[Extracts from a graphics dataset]
|---|
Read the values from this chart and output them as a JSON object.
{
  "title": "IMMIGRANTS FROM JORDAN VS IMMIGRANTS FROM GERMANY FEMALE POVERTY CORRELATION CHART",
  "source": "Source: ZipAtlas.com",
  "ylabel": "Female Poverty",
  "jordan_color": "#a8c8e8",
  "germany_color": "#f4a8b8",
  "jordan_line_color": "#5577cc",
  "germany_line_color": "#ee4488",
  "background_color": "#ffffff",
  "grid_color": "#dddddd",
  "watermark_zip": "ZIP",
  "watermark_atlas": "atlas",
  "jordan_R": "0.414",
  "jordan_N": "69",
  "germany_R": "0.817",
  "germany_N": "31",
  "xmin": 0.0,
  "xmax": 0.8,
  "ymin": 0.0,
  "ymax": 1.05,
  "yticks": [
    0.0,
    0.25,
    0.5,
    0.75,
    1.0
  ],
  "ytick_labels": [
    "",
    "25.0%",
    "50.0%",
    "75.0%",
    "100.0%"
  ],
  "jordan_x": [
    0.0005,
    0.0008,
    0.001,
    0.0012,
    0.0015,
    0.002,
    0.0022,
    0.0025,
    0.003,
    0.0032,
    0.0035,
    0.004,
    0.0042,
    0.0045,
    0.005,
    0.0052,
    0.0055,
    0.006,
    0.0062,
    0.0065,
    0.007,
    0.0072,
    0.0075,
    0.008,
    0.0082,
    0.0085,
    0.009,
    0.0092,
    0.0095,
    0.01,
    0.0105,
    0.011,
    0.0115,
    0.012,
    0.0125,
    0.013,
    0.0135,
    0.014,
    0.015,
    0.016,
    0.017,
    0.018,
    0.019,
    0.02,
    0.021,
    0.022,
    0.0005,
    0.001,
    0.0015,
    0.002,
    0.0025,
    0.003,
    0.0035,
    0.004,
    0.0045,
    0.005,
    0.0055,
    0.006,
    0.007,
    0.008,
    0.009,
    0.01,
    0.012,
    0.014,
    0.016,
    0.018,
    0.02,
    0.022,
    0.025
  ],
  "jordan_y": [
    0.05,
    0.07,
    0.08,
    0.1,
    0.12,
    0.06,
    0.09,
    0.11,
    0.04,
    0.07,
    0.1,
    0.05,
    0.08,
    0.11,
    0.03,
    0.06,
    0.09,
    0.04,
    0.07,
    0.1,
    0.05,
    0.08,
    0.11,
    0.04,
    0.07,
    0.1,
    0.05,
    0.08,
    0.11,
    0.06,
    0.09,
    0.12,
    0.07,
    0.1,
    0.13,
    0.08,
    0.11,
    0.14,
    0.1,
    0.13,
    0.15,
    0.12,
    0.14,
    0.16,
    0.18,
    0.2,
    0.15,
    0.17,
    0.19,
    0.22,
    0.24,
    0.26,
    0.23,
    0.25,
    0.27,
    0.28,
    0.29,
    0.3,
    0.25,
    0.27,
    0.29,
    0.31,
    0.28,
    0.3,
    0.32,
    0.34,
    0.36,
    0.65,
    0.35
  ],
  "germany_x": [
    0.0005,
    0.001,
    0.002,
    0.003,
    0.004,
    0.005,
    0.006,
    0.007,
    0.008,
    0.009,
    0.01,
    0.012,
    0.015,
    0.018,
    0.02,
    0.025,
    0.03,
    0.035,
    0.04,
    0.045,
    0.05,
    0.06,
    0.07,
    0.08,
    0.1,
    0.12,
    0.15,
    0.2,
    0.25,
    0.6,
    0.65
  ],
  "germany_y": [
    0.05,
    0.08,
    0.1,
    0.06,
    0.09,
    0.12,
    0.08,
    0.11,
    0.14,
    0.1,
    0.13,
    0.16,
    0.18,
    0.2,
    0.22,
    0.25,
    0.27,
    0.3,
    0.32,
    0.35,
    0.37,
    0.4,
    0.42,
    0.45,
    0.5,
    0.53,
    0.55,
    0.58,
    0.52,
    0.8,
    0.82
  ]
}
|---|
- WRITTEN EXERCISE -
All of the material above needs to be copied exactly.

- CORRECT OUTPUT -
Read the values from this chart and output them as a JSON object.
{
  "title": "IMMIGRANTS FROM JORDAN VS IMMIGRANTS FROM GERMANY FEMALE POVERTY CORRELATION CHART",
  "source": "Source: ZipAtlas.com",
  "ylabel": "Female Poverty",
  "jordan_color": "#a8c8e8",
  "germany_color": "#f4a8b8",
  "jordan_line_color": "#5577cc",
  "germany_line_color": "#ee4488",
  "background_color": "#ffffff",
  "grid_color": "#dddddd",
  "watermark_zip": "ZIP",
  "watermark_atlas": "atlas",
  "jordan_R": "0.414",
  "jordan_N": "69",
  "germany_R": "0.817",
  "germany_N": "31",
  "xmin": 0.0,
  "xmax": 0.8,
  "ymin": 0.0,
  "ymax": 1.05,
  "yticks": [
    0.0,
    0.25,
    0.5,
    0.75,
    1.0
  ],
  "ytick_labels": [
    "",
    "25.0%",
    "50.0%",
    "75.0%",
    "100.0%"
  ],
  "jordan_x": [
    0.0005,
    0.0008,
    0.001,
    0.0012,
    0.0015,
    0.002,
    0.0022,
    0.0025,
    0.003,
    0.0032,
    0.0035,
    0.004,
    0.0042,
    0.0045,
    0.005,
    0.0052,
    0.0055,
    0.006,
    0.0062,
    0.0065,
    0.007,
    0.0072,
    0.0075,
    0.008,
    0.0082,
    0.0085,
    0.009,
    0.0092,
    0.0095,
    0.01,
    0.0105,
    0.011,
    0.0115,
    0.012,
    0.0125,
    0.013,
    0.0135,
    0.014,
    0.015,
    0.016,
    0.017,
    0.018,
    0.019,
    0.02,
    0.021,
    0.022,
    0.0005,
    0.001,
    0.0015,
    0.002,
    0.0025,
    0.003,
    0.0035,
    0.004,
    0.0045,
    0.005,
    0.0055,
    0.006,
    0.007,
    0.008,
    0.009,
    0.01,
    0.012,
    0.014,
    0.016,
    0.018,
    0.02,
    0.022,
    0.025
  ],
  "jordan_y": [
    0.05,
    0.07,
    0.08,
    0.1,
    0.12,
    0.06,
    0.09,
    0.11,
    0.04,
    0.07,
    0.1,
    0.05,
    0.08,
    0.11,
    0.03,
    0.06,
    0.09,
    0.04,
    0.07,
    0.1,
    0.05,
    0.08,
    0.11,
    0.04,
    0.07,
    0.1,
    0.05,
    0.08,
    0.11,
    0.06,
    0.09,
    0.12,
    0.07,
    0.1,
    0.13,
    0.08,
    0.11,
    0.14,
    0.1,
    0.13,
    0.15,
    0.12,
    0.14,
    0.16,
    0.18,
    0.2,
    0.15,
    0.17,
    0.19,
    0.22,
    0.24,
    0.26,
    0.23,
    0.25,
    0.27,
    0.28,
    0.29,
    0.3,
    0.25,
    0.27,
    0.29,
    0.31,
    0.28,
    0.3,
    0.32,
    0.34,
    0.36,
    0.65,
    0.35
  ],
  "germany_x": [
    0.0005,
    0.001,
    0.002,
    0.003,
    0.004,
    0.005,
    0.006,
    0.007,
    0.008,
    0.009,
    0.01,
    0.012,
    0.015,
    0.018,
    0.02,
    0.025,
    0.03,
    0.035,
    0.04,
    0.045,
    0.05,
    0.06,
    0.07,
    0.08,
    0.1,
    0.12,
    0.15,
    0.2,
    0.25,
    0.6,
    0.65
  ],
  "germany_y": [
    0.05,
    0.08,
    0.1,
    0.06,
    0.09,
    0.12,
    0.08,
    0.11,
    0.14,
    0.1,
    0.13,
    0.16,
    0.18,
    0.2,
    0.22,
    0.25,
    0.27,
    0.3,
    0.32,
    0.35,
    0.37,
    0.4,
    0.42,
    0.45,
    0.5,
    0.53,
    0.55,
    0.58,
    0.52,
    0.8,
    0.82
  ]
}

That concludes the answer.